▶ _Exercise instructions_:
A faithful transcription of all the data is required.

[start of Items]

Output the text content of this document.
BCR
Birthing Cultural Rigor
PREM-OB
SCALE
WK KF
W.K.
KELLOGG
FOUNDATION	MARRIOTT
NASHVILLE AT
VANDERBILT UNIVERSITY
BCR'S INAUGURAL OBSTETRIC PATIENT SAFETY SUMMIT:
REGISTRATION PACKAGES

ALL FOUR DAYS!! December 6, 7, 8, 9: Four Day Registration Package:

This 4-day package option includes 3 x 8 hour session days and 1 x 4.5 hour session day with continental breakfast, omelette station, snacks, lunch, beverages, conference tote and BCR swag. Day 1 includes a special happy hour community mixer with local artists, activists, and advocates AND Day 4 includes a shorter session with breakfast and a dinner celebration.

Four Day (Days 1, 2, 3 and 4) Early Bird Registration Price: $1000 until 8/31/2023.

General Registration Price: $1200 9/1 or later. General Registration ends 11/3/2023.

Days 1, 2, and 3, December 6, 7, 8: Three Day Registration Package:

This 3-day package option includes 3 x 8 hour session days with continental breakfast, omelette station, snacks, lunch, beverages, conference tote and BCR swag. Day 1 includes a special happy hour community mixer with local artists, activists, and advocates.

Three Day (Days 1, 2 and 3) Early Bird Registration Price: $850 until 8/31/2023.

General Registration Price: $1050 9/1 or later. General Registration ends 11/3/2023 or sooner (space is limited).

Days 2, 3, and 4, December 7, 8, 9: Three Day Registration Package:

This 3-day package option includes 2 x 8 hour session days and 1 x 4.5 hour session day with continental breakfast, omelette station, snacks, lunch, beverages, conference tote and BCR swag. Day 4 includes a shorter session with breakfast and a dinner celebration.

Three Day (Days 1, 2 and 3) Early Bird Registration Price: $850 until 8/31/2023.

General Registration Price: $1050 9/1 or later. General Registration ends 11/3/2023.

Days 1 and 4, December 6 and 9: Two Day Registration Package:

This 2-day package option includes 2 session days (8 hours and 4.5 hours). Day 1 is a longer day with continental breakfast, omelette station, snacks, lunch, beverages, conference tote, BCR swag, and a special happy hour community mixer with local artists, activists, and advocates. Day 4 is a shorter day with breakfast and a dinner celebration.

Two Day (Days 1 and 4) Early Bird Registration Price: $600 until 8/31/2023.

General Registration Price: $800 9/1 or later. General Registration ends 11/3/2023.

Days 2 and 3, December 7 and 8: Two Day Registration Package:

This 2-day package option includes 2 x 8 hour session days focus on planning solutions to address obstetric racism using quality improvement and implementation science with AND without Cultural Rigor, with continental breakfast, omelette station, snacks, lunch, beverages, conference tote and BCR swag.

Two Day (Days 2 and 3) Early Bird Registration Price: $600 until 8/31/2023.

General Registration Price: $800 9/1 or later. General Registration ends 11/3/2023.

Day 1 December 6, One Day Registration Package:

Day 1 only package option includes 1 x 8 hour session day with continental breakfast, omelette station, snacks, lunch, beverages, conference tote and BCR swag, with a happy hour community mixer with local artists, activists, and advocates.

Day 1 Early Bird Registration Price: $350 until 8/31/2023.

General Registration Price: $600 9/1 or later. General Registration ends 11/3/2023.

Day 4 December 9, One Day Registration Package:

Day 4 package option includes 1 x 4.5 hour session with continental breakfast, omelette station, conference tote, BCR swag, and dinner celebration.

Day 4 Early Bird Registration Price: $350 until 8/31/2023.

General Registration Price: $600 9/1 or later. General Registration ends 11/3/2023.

[end of Items]

▶ _Reply_:
Output the text content of this document.
BCR
Birthing Cultural Rigor
PREM-OB
SCALE
WK KF
W.K.
KELLOGG
FOUNDATION	MARRIOTT
NASHVILLE AT
VANDERBILT UNIVERSITY
BCR'S INAUGURAL OBSTETRIC PATIENT SAFETY SUMMIT:
REGISTRATION PACKAGES

ALL FOUR DAYS!! December 6, 7, 8, 9: Four Day Registration Package:

This 4-day package option includes 3 x 8 hour session days and 1 x 4.5 hour session day with continental breakfast, omelette station, snacks, lunch, beverages, conference tote and BCR swag. Day 1 includes a special happy hour community mixer with local artists, activists, and advocates AND Day 4 includes a shorter session with breakfast and a dinner celebration.

Four Day (Days 1, 2, 3 and 4) Early Bird Registration Price: $1000 until 8/31/2023.

General Registration Price: $1200 9/1 or later. General Registration ends 11/3/2023.

Days 1, 2, and 3, December 6, 7, 8: Three Day Registration Package:

This 3-day package option includes 3 x 8 hour session days with continental breakfast, omelette station, snacks, lunch, beverages, conference tote and BCR swag. Day 1 includes a special happy hour community mixer with local artists, activists, and advocates.

Three Day (Days 1, 2 and 3) Early Bird Registration Price: $850 until 8/31/2023.

General Registration Price: $1050 9/1 or later. General Registration ends 11/3/2023 or sooner (space is limited).

Days 2, 3, and 4, December 7, 8, 9: Three Day Registration Package:

This 3-day package option includes 2 x 8 hour session days and 1 x 4.5 hour session day with continental breakfast, omelette station, snacks, lunch, beverages, conference tote and BCR swag. Day 4 includes a shorter session with breakfast and a dinner celebration.

Three Day (Days 1, 2 and 3) Early Bird Registration Price: $850 until 8/31/2023.

General Registration Price: $1050 9/1 or later. General Registration ends 11/3/2023.

Days 1 and 4, December 6 and 9: Two Day Registration Package:

This 2-day package option includes 2 session days (8 hours and 4.5 hours). Day 1 is a longer day with continental breakfast, omelette station, snacks, lunch, beverages, conference tote, BCR swag, and a special happy hour community mixer with local artists, activists, and advocates. Day 4 is a shorter day with breakfast and a dinner celebration.

Two Day (Days 1 and 4) Early Bird Registration Price: $600 until 8/31/2023.

General Registration Price: $800 9/1 or later. General Registration ends 11/3/2023.

Days 2 and 3, December 7 and 8: Two Day Registration Package:

This 2-day package option includes 2 x 8 hour session days focus on planning solutions to address obstetric racism using quality improvement and implementation science with AND without Cultural Rigor, with continental breakfast, omelette station, snacks, lunch, beverages, conference tote and BCR swag.

Two Day (Days 2 and 3) Early Bird Registration Price: $600 until 8/31/2023.

General Registration Price: $800 9/1 or later. General Registration ends 11/3/2023.

Day 1 December 6, One Day Registration Package:

Day 1 only package option includes 1 x 8 hour session day with continental breakfast, omelette station, snacks, lunch, beverages, conference tote and BCR swag, with a happy hour community mixer with local artists, activists, and advocates.

Day 1 Early Bird Registration Price: $350 until 8/31/2023.

General Registration Price: $600 9/1 or later. General Registration ends 11/3/2023.

Day 4 December 9, One Day Registration Package:

Day 4 package option includes 1 x 4.5 hour session with continental breakfast, omelette station, conference tote, BCR swag, and dinner celebration.

Day 4 Early Bird Registration Price: $350 until 8/31/2023.

General Registration Price: $600 9/1 or later. General Registration ends 11/3/2023.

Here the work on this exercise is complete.